- [TASK 1]: Reproduce word for word the stretch of the news item about the Isitt petition from "More than 2,000" through "Wet’suwet’en hereditary chiefs.".
- [TASK 2]: According to the news item about the Isitt petition, what prompted Coun. Ben Isitt to chastise the police department and the media? Answer in one to three sentences.
- [TASK 3]: Write a continuation of the news item about the petition against Coun. Ben Isitt, starting after its final sentence.

- [EXERCISE PASSAGE]:

= Beginning of Section =

More than 2,000 people have signed a petition calling for the suspension of a Victoria city councillor, following his comments about the demonstrations in support of the Wet’suwet’en hereditary chiefs.
Coun. Ben Isitt attended the tense demonstration at the B.C. Legislature on Feb. 11 where supporters of the Wet’suwet’en, who are fighting a natural gas pipeline in northern B.C., blocked MLAs and other staff from accessing the building. Isitt attended as a citizen.
Victoria police later said several people had accused the demonstrators of assault, prompting Isitt to chastise the department and the media.
“This allegation is hogwash designed to discredit Indigenous youth and their supporters,” he said in a tweet. “VicPD’s mandate is to ensure public safety, not spread fake news.” In a subsequent blog post, he also said, “The corporate media is frantically spinning the non-violent blockade of the legislature as some kind of ‘violent protest.’”
His remarks drew pushback not only from the public but from Premier John Horgan, who said his thoughts on Isitt “are not printable.”
Now, an online petition, founded by local real estate agent David S. Piercy, calls for Isitt to be suspended for attending the “unlawful assembly” with another councillor “in which government staff were injured.”

= End of Section =

- [MATERIAL SHOWN]:

= Beginning of Section =

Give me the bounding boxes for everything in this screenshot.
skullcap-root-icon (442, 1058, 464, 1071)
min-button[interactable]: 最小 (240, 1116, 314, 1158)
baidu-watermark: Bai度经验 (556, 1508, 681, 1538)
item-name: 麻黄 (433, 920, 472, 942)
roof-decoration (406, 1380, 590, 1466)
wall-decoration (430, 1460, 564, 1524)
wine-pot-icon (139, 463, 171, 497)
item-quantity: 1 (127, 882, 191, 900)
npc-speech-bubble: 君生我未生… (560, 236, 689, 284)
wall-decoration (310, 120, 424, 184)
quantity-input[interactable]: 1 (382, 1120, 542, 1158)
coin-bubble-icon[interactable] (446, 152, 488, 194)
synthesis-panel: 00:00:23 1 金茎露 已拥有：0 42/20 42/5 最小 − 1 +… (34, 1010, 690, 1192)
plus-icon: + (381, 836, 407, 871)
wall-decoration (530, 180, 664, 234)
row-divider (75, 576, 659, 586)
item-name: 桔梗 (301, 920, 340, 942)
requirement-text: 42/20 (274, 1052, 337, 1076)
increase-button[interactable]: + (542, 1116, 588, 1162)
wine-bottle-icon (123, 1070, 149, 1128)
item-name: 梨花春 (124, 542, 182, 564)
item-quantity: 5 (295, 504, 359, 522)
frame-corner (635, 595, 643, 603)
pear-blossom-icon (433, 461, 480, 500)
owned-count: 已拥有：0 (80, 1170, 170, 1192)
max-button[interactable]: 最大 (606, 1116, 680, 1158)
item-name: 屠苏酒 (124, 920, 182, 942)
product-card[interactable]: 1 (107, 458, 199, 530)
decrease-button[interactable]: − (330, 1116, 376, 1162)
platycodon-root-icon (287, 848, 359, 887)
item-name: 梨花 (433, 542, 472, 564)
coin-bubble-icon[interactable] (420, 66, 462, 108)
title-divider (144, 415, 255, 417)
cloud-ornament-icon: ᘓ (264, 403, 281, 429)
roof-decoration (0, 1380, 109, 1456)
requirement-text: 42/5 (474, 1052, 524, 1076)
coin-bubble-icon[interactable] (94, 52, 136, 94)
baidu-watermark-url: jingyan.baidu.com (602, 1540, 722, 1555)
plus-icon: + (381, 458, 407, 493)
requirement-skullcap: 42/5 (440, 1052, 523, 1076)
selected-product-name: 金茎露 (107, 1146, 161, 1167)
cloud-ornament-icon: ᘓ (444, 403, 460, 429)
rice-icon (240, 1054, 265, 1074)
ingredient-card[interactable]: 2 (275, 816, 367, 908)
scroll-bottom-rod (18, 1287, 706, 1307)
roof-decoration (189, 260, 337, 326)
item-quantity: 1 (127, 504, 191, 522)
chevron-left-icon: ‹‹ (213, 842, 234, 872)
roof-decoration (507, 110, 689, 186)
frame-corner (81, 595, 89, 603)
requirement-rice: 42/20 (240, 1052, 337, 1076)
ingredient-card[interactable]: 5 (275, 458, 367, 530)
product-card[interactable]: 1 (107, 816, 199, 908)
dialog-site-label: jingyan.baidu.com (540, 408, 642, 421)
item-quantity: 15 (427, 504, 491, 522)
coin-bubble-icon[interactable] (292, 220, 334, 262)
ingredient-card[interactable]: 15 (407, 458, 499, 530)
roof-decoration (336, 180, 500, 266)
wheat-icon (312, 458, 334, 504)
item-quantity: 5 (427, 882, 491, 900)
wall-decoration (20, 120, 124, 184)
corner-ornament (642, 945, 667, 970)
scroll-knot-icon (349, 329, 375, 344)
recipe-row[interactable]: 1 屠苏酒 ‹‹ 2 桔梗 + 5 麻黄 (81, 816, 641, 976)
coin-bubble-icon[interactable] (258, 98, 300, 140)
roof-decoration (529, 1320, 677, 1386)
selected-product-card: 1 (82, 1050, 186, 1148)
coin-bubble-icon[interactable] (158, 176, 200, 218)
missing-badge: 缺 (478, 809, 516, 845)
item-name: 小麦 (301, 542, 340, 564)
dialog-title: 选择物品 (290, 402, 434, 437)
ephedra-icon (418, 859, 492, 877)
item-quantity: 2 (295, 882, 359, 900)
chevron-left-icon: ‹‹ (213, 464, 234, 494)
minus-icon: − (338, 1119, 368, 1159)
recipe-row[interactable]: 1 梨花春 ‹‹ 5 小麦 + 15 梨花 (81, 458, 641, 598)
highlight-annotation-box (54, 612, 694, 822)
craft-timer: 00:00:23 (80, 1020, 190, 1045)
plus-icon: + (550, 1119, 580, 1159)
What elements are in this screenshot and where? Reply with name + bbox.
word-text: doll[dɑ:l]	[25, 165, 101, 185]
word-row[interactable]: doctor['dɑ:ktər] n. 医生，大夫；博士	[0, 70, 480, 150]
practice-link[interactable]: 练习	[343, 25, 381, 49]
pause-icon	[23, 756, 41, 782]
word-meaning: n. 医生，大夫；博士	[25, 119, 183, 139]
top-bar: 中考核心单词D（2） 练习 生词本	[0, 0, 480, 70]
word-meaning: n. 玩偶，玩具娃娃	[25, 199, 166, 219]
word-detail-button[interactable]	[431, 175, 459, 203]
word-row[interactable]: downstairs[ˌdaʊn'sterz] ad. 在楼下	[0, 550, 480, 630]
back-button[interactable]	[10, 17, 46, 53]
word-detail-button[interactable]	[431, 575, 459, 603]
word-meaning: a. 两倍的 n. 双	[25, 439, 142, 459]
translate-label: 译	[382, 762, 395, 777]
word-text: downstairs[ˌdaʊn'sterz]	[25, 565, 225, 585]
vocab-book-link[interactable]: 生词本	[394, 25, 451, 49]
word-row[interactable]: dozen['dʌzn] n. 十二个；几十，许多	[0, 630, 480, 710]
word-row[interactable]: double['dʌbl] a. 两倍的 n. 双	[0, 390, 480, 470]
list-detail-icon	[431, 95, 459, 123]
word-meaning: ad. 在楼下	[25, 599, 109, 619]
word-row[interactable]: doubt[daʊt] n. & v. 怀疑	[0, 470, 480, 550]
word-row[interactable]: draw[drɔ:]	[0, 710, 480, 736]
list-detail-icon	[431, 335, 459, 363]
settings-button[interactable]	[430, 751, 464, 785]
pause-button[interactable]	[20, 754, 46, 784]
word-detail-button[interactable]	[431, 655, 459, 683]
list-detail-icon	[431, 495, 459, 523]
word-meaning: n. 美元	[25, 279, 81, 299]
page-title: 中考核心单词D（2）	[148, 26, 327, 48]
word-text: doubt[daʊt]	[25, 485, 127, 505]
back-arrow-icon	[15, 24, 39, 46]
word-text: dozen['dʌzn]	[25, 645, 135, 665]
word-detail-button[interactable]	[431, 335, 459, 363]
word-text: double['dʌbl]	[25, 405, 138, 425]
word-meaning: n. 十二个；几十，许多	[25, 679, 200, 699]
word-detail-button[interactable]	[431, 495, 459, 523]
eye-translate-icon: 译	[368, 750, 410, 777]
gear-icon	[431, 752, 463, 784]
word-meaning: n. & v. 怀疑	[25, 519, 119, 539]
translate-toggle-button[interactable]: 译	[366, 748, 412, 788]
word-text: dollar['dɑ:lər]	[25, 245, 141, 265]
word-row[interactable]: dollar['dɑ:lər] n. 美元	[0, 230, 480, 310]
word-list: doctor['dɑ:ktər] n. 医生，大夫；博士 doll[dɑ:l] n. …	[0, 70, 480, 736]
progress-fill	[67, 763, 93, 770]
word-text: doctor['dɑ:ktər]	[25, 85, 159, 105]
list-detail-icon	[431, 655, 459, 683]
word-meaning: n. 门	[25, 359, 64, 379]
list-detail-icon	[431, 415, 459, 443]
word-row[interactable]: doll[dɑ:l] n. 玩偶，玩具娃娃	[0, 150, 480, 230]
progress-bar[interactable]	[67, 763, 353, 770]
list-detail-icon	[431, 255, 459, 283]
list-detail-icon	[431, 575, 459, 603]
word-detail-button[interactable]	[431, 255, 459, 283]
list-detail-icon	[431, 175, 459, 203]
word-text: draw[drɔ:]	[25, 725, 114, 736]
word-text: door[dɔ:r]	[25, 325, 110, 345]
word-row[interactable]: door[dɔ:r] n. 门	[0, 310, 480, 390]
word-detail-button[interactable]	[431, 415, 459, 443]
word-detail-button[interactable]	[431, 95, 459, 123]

= End of Section =

- [EXERCISE RESULT 1]:
More than 2,000 people have signed a petition calling for the suspension of a Victoria city councillor, following his comments about the demonstrations in support of the Wet’suwet’en hereditary chiefs.

- [EXERCISE RESULT 2]: Victoria police said that several people had accused the demonstrators at the B.C. Legislature of assault. Isitt responded by calling the allegation "hogwash designed to discredit Indigenous youth and their supporters."

- [EXERCISE RESULT 3]:
The protest was not unlawful; Canadian residents have a right to protest peacefully. Additionally, Helps told Black Press Media that councillors are allowed to participate in protests at their choosing and present their own views.
She also noted councillors cannot be suspended, even with a petition. She declined to comment on Isitt’s actions.
Piercy has recently criticized Isitt, Victoria Mayor Lisa Helps and other councillors on Twitter for not stopping demonstrators from blocking roads and other public areas.
Planned Monday morning trip to @vicpdcanada to file a complaint against Victoria Mayor @lisahelps and Councillors @ben_isitt @SarahPottsH @JeremyLoveday for supporting disruption of the function of the City by allowing protesters to block major City roads/bridges! #policebudget— SPiercy (@spiercy) February 9, 2020
As for Isitt himself, he said the petition is unfounded.
“While I welcome input from the public, this particular petition does not provide a reliable barometer of public opinion. Many of the signatories live outside the province and country,” he said in an email.
“There is also no legal basis from removing me from public office, since I am in compliance with all provincial legislation relating to the conduct of municipal councillors. The petition appears to be motivated by opposition to my political ideas, rather than actual infractions of provincial law.”
Despite often drawing fire for his opinions, Isitt was elected in 2018 with more votes than any other council or mayoral candidate.